━━━ Raw records ━━━

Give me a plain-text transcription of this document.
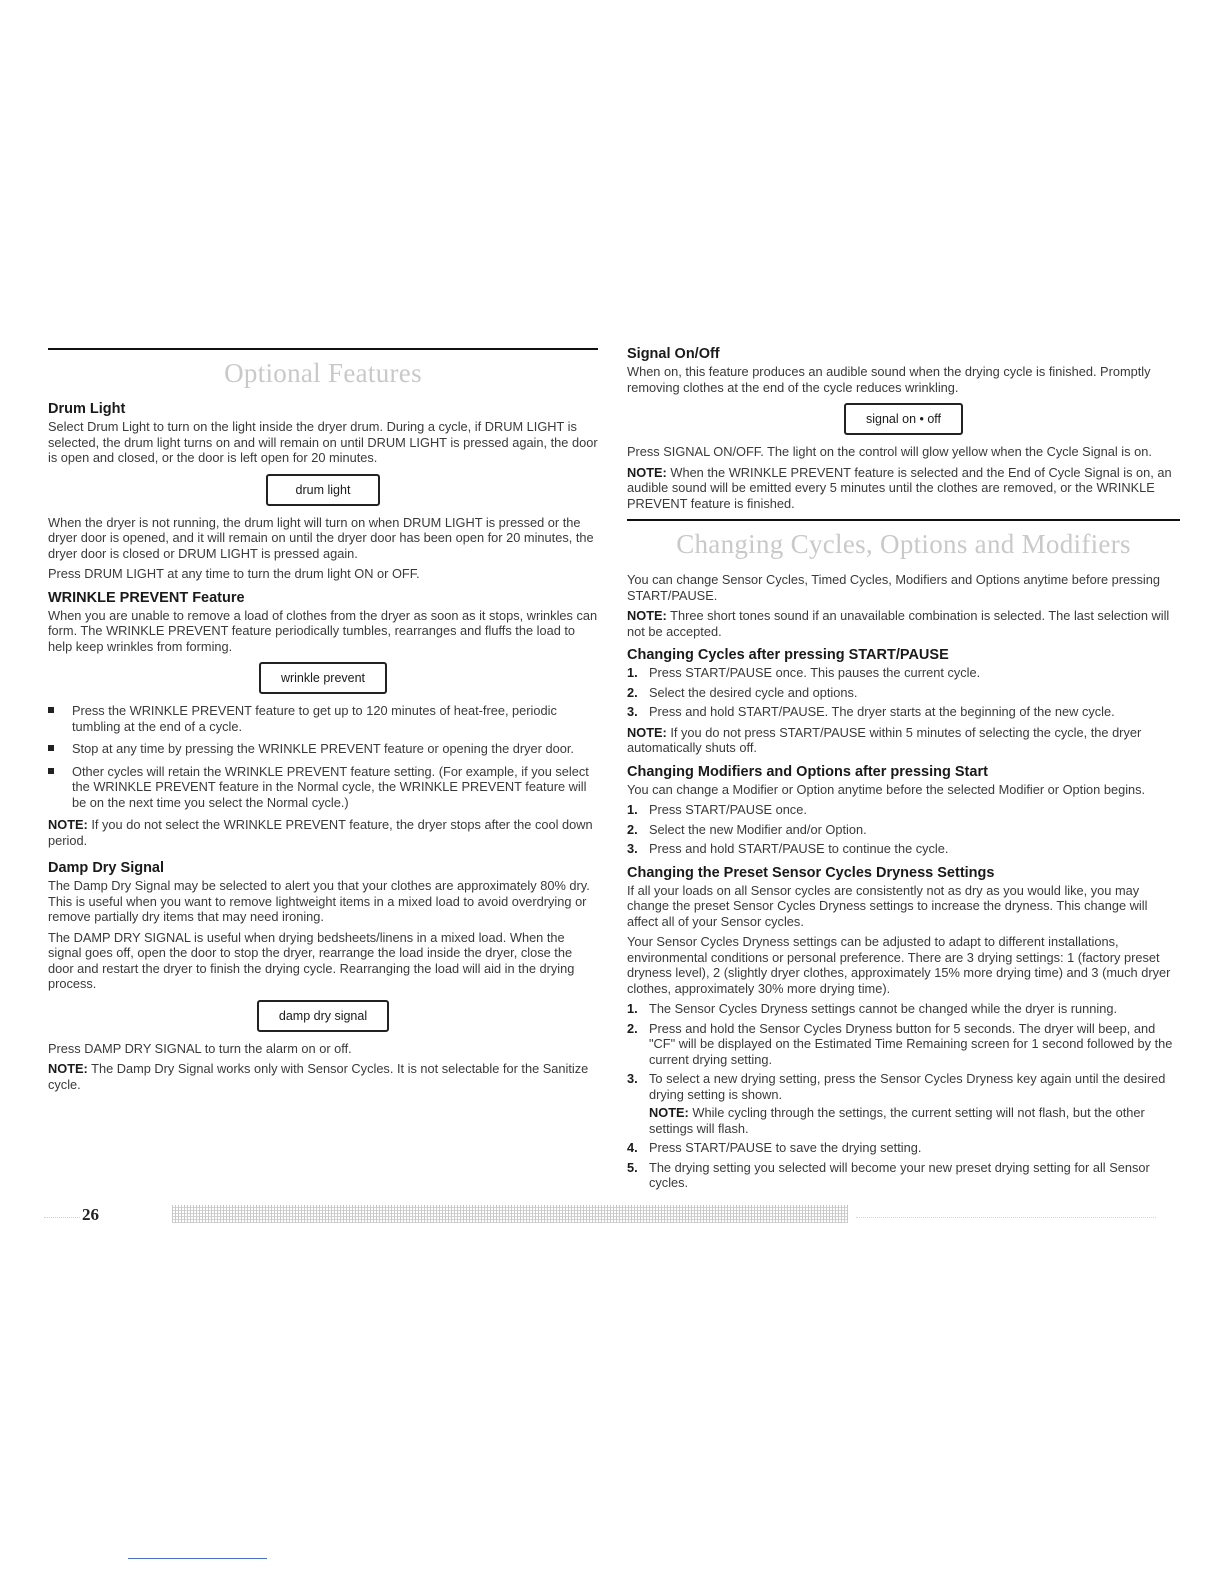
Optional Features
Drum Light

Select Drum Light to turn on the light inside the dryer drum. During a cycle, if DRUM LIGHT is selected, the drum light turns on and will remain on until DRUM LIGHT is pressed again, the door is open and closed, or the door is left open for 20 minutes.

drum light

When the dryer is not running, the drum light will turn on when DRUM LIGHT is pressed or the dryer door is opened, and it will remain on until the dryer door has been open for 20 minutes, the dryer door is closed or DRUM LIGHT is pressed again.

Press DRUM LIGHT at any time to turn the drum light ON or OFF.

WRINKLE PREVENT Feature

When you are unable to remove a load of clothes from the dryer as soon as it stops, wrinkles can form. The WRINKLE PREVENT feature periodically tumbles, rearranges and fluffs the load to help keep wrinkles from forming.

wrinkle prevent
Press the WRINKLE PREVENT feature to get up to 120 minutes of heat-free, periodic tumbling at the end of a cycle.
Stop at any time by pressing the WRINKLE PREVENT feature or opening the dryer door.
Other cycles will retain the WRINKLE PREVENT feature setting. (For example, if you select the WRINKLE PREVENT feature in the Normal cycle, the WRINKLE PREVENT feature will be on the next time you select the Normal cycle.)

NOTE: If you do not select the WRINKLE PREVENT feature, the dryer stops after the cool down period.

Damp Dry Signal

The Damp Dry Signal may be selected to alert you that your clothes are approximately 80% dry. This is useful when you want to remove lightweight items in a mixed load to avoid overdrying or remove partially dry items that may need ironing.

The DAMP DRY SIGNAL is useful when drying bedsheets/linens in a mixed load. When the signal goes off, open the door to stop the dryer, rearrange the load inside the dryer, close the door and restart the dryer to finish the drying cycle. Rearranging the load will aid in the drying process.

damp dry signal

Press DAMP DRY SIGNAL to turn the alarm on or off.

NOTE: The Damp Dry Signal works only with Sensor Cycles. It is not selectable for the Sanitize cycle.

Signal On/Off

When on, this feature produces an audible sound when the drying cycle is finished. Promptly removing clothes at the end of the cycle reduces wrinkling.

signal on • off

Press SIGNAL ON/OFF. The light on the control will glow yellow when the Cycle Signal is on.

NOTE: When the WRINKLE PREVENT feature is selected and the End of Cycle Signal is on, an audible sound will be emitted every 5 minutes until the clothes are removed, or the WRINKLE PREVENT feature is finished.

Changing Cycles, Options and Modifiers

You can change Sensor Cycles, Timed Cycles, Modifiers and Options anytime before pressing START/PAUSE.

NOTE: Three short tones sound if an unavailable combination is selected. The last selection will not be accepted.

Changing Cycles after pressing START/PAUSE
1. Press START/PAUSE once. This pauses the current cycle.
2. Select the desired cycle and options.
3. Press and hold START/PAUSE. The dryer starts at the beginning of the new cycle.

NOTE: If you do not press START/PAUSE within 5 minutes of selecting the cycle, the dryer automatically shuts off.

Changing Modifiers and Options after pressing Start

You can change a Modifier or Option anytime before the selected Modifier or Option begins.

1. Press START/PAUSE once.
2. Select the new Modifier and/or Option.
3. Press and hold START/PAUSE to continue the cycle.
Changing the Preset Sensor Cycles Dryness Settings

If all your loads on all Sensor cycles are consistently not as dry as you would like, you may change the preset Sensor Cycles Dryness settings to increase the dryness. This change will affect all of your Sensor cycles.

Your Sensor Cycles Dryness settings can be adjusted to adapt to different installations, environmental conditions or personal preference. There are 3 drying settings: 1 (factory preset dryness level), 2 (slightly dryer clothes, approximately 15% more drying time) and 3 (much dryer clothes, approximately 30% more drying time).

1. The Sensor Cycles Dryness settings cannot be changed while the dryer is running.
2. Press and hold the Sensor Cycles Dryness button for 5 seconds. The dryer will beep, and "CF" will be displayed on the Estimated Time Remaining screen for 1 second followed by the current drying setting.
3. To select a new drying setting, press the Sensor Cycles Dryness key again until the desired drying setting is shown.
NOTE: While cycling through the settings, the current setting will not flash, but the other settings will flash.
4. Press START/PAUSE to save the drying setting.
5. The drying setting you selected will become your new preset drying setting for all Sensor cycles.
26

━━━

Short exercise:
Find how many lines in the records contain the string "selected", then give the number alone.

Correct result:
6